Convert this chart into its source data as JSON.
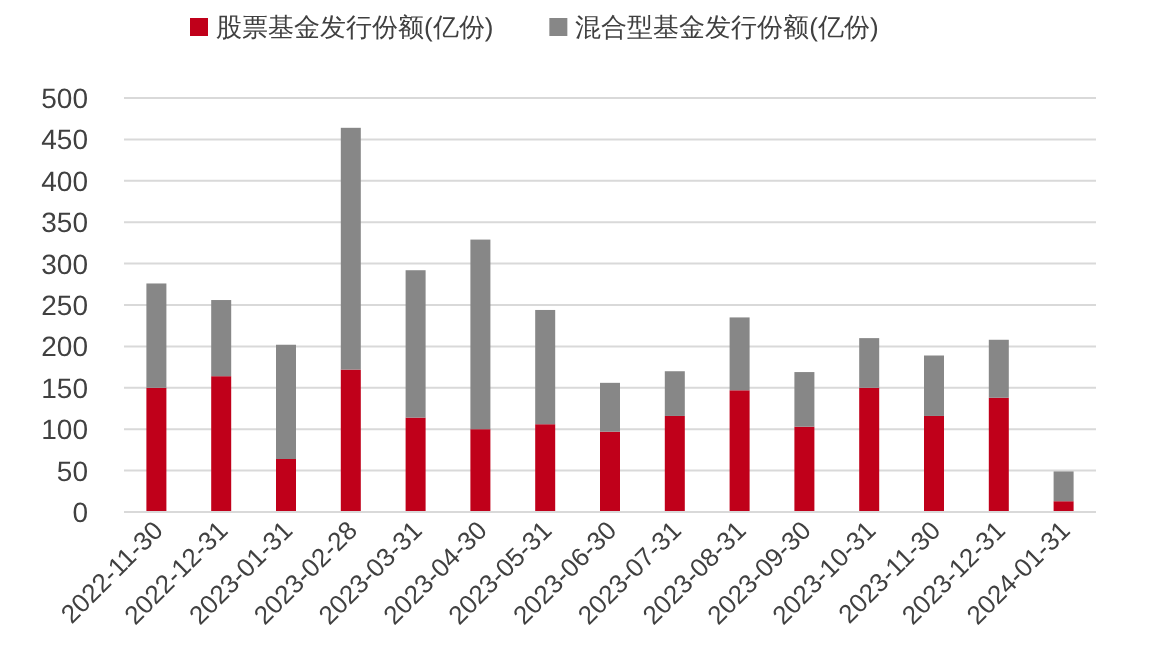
{
  "chart_data": {
    "type": "bar",
    "stacked": true,
    "legend": "top",
    "grid": "y",
    "categories": [
      "2022-11-30",
      "2022-12-31",
      "2023-01-31",
      "2023-02-28",
      "2023-03-31",
      "2023-04-30",
      "2023-05-31",
      "2023-06-30",
      "2023-07-31",
      "2023-08-31",
      "2023-09-30",
      "2023-10-31",
      "2023-11-30",
      "2023-12-31",
      "2024-01-31"
    ],
    "series": [
      {
        "name": "股票基金发行份额(亿份)",
        "color": "#c0001a",
        "values": [
          150,
          164,
          64,
          172,
          114,
          100,
          106,
          97,
          116,
          147,
          103,
          150,
          116,
          138,
          13
        ]
      },
      {
        "name": "混合型基金发行份额(亿份)",
        "color": "#878787",
        "values": [
          126,
          92,
          138,
          292,
          178,
          229,
          138,
          59,
          54,
          88,
          66,
          60,
          73,
          70,
          36
        ]
      }
    ],
    "ylim": [
      0,
      500
    ],
    "yticks": [
      0,
      50,
      100,
      150,
      200,
      250,
      300,
      350,
      400,
      450,
      500
    ]
  }
}
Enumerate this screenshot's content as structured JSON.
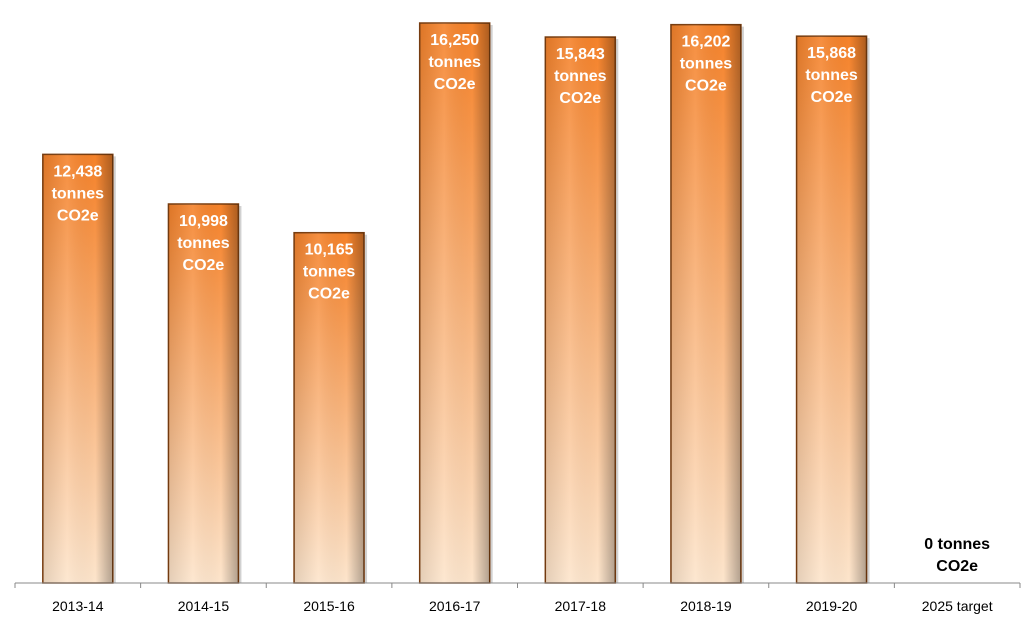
{
  "chart_data": {
    "type": "bar",
    "title": "",
    "xlabel": "",
    "ylabel": "",
    "categories": [
      "2013-14",
      "2014-15",
      "2015-16",
      "2016-17",
      "2017-18",
      "2018-19",
      "2019-20",
      "2025 target"
    ],
    "values": [
      12438,
      10998,
      10165,
      16250,
      15843,
      16202,
      15868,
      0
    ],
    "data_labels": [
      [
        "12,438",
        "tonnes",
        "CO2e"
      ],
      [
        "10,998",
        "tonnes",
        "CO2e"
      ],
      [
        "10,165",
        "tonnes",
        "CO2e"
      ],
      [
        "16,250",
        "tonnes",
        "CO2e"
      ],
      [
        "15,843",
        "tonnes",
        "CO2e"
      ],
      [
        "16,202",
        "tonnes",
        "CO2e"
      ],
      [
        "15,868",
        "tonnes",
        "CO2e"
      ],
      [
        "0 tonnes",
        "CO2e"
      ]
    ],
    "ylim": [
      0,
      16250
    ],
    "grid": false,
    "legend": "none",
    "colors": {
      "bar_top": "#f5822a",
      "bar_bottom": "#fde5cc",
      "bar_edge": "#7a3e10",
      "axis": "#888888",
      "label_on_bar": "#ffffff",
      "label_off_bar": "#000000"
    }
  }
}
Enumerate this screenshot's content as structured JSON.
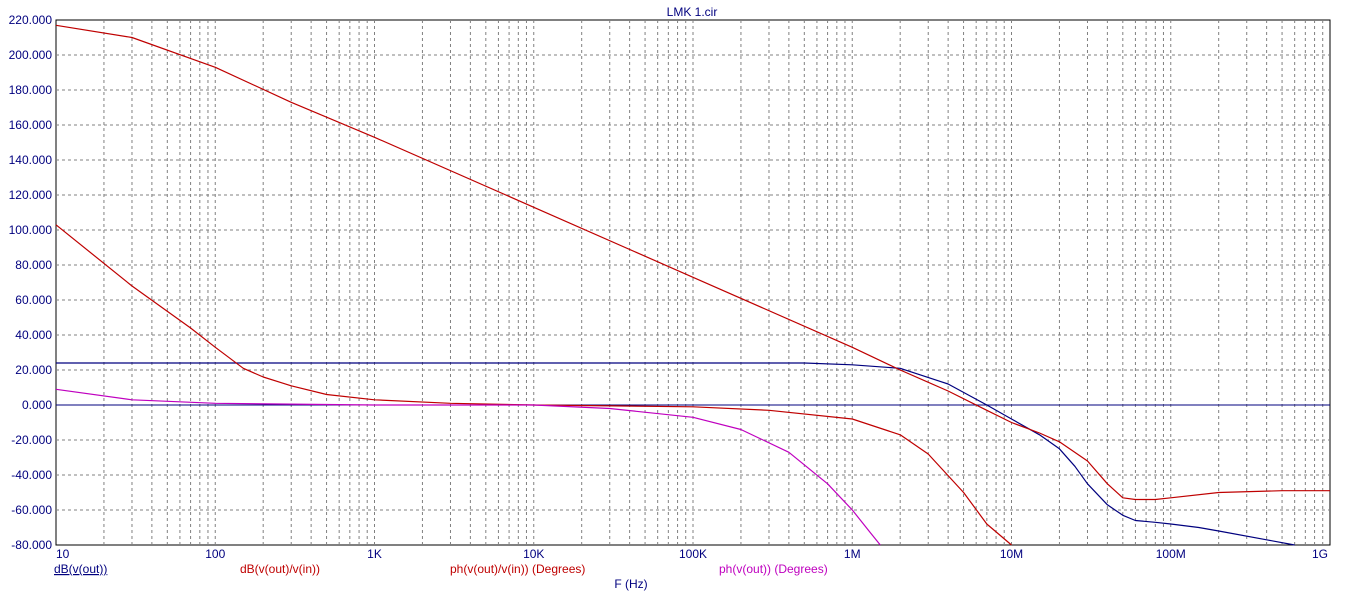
{
  "chart_data": {
    "type": "line",
    "title": "LMK 1.cir",
    "xlabel": "F (Hz)",
    "ylabel": "",
    "x_scale": "log",
    "xlim": [
      10,
      1000000000
    ],
    "ylim": [
      -80,
      220
    ],
    "grid": true,
    "x_tick_labels": [
      "10",
      "100",
      "1K",
      "10K",
      "100K",
      "1M",
      "10M",
      "100M",
      "1G"
    ],
    "x_tick_values": [
      10,
      100,
      1000,
      10000,
      100000,
      1000000,
      10000000,
      100000000,
      1000000000
    ],
    "y_tick_labels": [
      "220.000",
      "200.000",
      "180.000",
      "160.000",
      "140.000",
      "120.000",
      "100.000",
      "80.000",
      "60.000",
      "40.000",
      "20.000",
      "0.000",
      "-20.000",
      "-40.000",
      "-60.000",
      "-80.000"
    ],
    "y_tick_values": [
      220,
      200,
      180,
      160,
      140,
      120,
      100,
      80,
      60,
      40,
      20,
      0,
      -20,
      -40,
      -60,
      -80
    ],
    "series": [
      {
        "name": "dB(v(out))",
        "color": "#00007f",
        "x": [
          10,
          1000,
          100000,
          500000,
          1000000,
          2000000,
          4000000,
          7000000,
          10000000,
          15000000,
          20000000,
          25000000,
          30000000,
          40000000,
          50000000,
          60000000,
          80000000,
          100000000,
          150000000,
          200000000,
          400000000,
          600000000
        ],
        "y": [
          24,
          24,
          24,
          24,
          23,
          21,
          12,
          0,
          -8,
          -17,
          -25,
          -35,
          -45,
          -57,
          -63,
          -66,
          -67,
          -68,
          -70,
          -72,
          -77,
          -80
        ]
      },
      {
        "name": "dB(v(out)/v(in))",
        "color": "#bf0000",
        "x": [
          10,
          30,
          100,
          300,
          1000,
          10000,
          100000,
          1000000,
          2000000,
          4000000,
          7000000,
          10000000,
          15000000,
          20000000,
          30000000,
          40000000,
          50000000,
          60000000,
          80000000,
          100000000,
          200000000,
          500000000,
          1000000000
        ],
        "y": [
          217,
          210,
          193,
          173,
          153,
          113,
          73,
          33,
          20,
          8,
          -3,
          -10,
          -16,
          -21,
          -32,
          -45,
          -53,
          -54,
          -54,
          -53,
          -50,
          -49,
          -49
        ]
      },
      {
        "name": "ph(v(out)/v(in)) (Degrees)",
        "color": "#bf0000",
        "x": [
          10,
          30,
          70,
          100,
          150,
          200,
          300,
          500,
          1000,
          3000,
          10000,
          100000,
          300000,
          1000000,
          2000000,
          3000000,
          5000000,
          7000000,
          10000000
        ],
        "y": [
          103,
          68,
          44,
          33,
          21,
          16,
          11,
          6,
          3,
          1,
          0,
          -1,
          -3,
          -8,
          -17,
          -28,
          -50,
          -68,
          -80
        ]
      },
      {
        "name": "ph(v(out)) (Degrees)",
        "color": "#bf00bf",
        "x": [
          10,
          30,
          100,
          1000,
          10000,
          30000,
          100000,
          200000,
          400000,
          700000,
          1000000,
          1300000,
          1500000
        ],
        "y": [
          9,
          3,
          1,
          0,
          0,
          -2,
          -7,
          -14,
          -27,
          -45,
          -60,
          -73,
          -80
        ]
      }
    ]
  }
}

☆ ☆ ☆ ☆ ☆

- JOB: Repeat each record exactly as shown above, dropping all images.

- ANSWER TO THIS EXERCISE:
Convert this chart into its source data as JSON.
{
  "chart_data": {
    "type": "bar",
    "stacked": true,
    "legend": "top",
    "grid": "y",
    "categories": [
      "2022-11-30",
      "2022-12-31",
      "2023-01-31",
      "2023-02-28",
      "2023-03-31",
      "2023-04-30",
      "2023-05-31",
      "2023-06-30",
      "2023-07-31",
      "2023-08-31",
      "2023-09-30",
      "2023-10-31",
      "2023-11-30",
      "2023-12-31",
      "2024-01-31"
    ],
    "series": [
      {
        "name": "股票基金发行份额(亿份)",
        "color": "#c0001a",
        "values": [
          150,
          164,
          64,
          172,
          114,
          100,
          106,
          97,
          116,
          147,
          103,
          150,
          116,
          138,
          13
        ]
      },
      {
        "name": "混合型基金发行份额(亿份)",
        "color": "#878787",
        "values": [
          126,
          92,
          138,
          292,
          178,
          229,
          138,
          59,
          54,
          88,
          66,
          60,
          73,
          70,
          36
        ]
      }
    ],
    "ylim": [
      0,
      500
    ],
    "yticks": [
      0,
      50,
      100,
      150,
      200,
      250,
      300,
      350,
      400,
      450,
      500
    ]
  }
}
Enumerate this screenshot's content as structured JSON.
{
  "chart_data": {
    "type": "bar",
    "title": "",
    "xlabel": "",
    "ylabel": "",
    "categories": [
      "2013-14",
      "2014-15",
      "2015-16",
      "2016-17",
      "2017-18",
      "2018-19",
      "2019-20",
      "2025 target"
    ],
    "values": [
      12438,
      10998,
      10165,
      16250,
      15843,
      16202,
      15868,
      0
    ],
    "data_labels": [
      [
        "12,438",
        "tonnes",
        "CO2e"
      ],
      [
        "10,998",
        "tonnes",
        "CO2e"
      ],
      [
        "10,165",
        "tonnes",
        "CO2e"
      ],
      [
        "16,250",
        "tonnes",
        "CO2e"
      ],
      [
        "15,843",
        "tonnes",
        "CO2e"
      ],
      [
        "16,202",
        "tonnes",
        "CO2e"
      ],
      [
        "15,868",
        "tonnes",
        "CO2e"
      ],
      [
        "0 tonnes",
        "CO2e"
      ]
    ],
    "ylim": [
      0,
      16250
    ],
    "grid": false,
    "legend": "none",
    "colors": {
      "bar_top": "#f5822a",
      "bar_bottom": "#fde5cc",
      "bar_edge": "#7a3e10",
      "axis": "#888888",
      "label_on_bar": "#ffffff",
      "label_off_bar": "#000000"
    }
  }
}
Enumerate this screenshot's content as structured JSON.
{
  "chart_data": {
    "type": "line",
    "title": "LMK 1.cir",
    "xlabel": "F (Hz)",
    "ylabel": "",
    "x_scale": "log",
    "xlim": [
      10,
      1000000000
    ],
    "ylim": [
      -80,
      220
    ],
    "grid": true,
    "x_tick_labels": [
      "10",
      "100",
      "1K",
      "10K",
      "100K",
      "1M",
      "10M",
      "100M",
      "1G"
    ],
    "x_tick_values": [
      10,
      100,
      1000,
      10000,
      100000,
      1000000,
      10000000,
      100000000,
      1000000000
    ],
    "y_tick_labels": [
      "220.000",
      "200.000",
      "180.000",
      "160.000",
      "140.000",
      "120.000",
      "100.000",
      "80.000",
      "60.000",
      "40.000",
      "20.000",
      "0.000",
      "-20.000",
      "-40.000",
      "-60.000",
      "-80.000"
    ],
    "y_tick_values": [
      220,
      200,
      180,
      160,
      140,
      120,
      100,
      80,
      60,
      40,
      20,
      0,
      -20,
      -40,
      -60,
      -80
    ],
    "series": [
      {
        "name": "dB(v(out))",
        "color": "#00007f",
        "x": [
          10,
          1000,
          100000,
          500000,
          1000000,
          2000000,
          4000000,
          7000000,
          10000000,
          15000000,
          20000000,
          25000000,
          30000000,
          40000000,
          50000000,
          60000000,
          80000000,
          100000000,
          150000000,
          200000000,
          400000000,
          600000000
        ],
        "y": [
          24,
          24,
          24,
          24,
          23,
          21,
          12,
          0,
          -8,
          -17,
          -25,
          -35,
          -45,
          -57,
          -63,
          -66,
          -67,
          -68,
          -70,
          -72,
          -77,
          -80
        ]
      },
      {
        "name": "dB(v(out)/v(in))",
        "color": "#bf0000",
        "x": [
          10,
          30,
          100,
          300,
          1000,
          10000,
          100000,
          1000000,
          2000000,
          4000000,
          7000000,
          10000000,
          15000000,
          20000000,
          30000000,
          40000000,
          50000000,
          60000000,
          80000000,
          100000000,
          200000000,
          500000000,
          1000000000
        ],
        "y": [
          217,
          210,
          193,
          173,
          153,
          113,
          73,
          33,
          20,
          8,
          -3,
          -10,
          -16,
          -21,
          -32,
          -45,
          -53,
          -54,
          -54,
          -53,
          -50,
          -49,
          -49
        ]
      },
      {
        "name": "ph(v(out)/v(in)) (Degrees)",
        "color": "#bf0000",
        "x": [
          10,
          30,
          70,
          100,
          150,
          200,
          300,
          500,
          1000,
          3000,
          10000,
          100000,
          300000,
          1000000,
          2000000,
          3000000,
          5000000,
          7000000,
          10000000
        ],
        "y": [
          103,
          68,
          44,
          33,
          21,
          16,
          11,
          6,
          3,
          1,
          0,
          -1,
          -3,
          -8,
          -17,
          -28,
          -50,
          -68,
          -80
        ]
      },
      {
        "name": "ph(v(out)) (Degrees)",
        "color": "#bf00bf",
        "x": [
          10,
          30,
          100,
          1000,
          10000,
          30000,
          100000,
          200000,
          400000,
          700000,
          1000000,
          1300000,
          1500000
        ],
        "y": [
          9,
          3,
          1,
          0,
          0,
          -2,
          -7,
          -14,
          -27,
          -45,
          -60,
          -73,
          -80
        ]
      }
    ]
  }
}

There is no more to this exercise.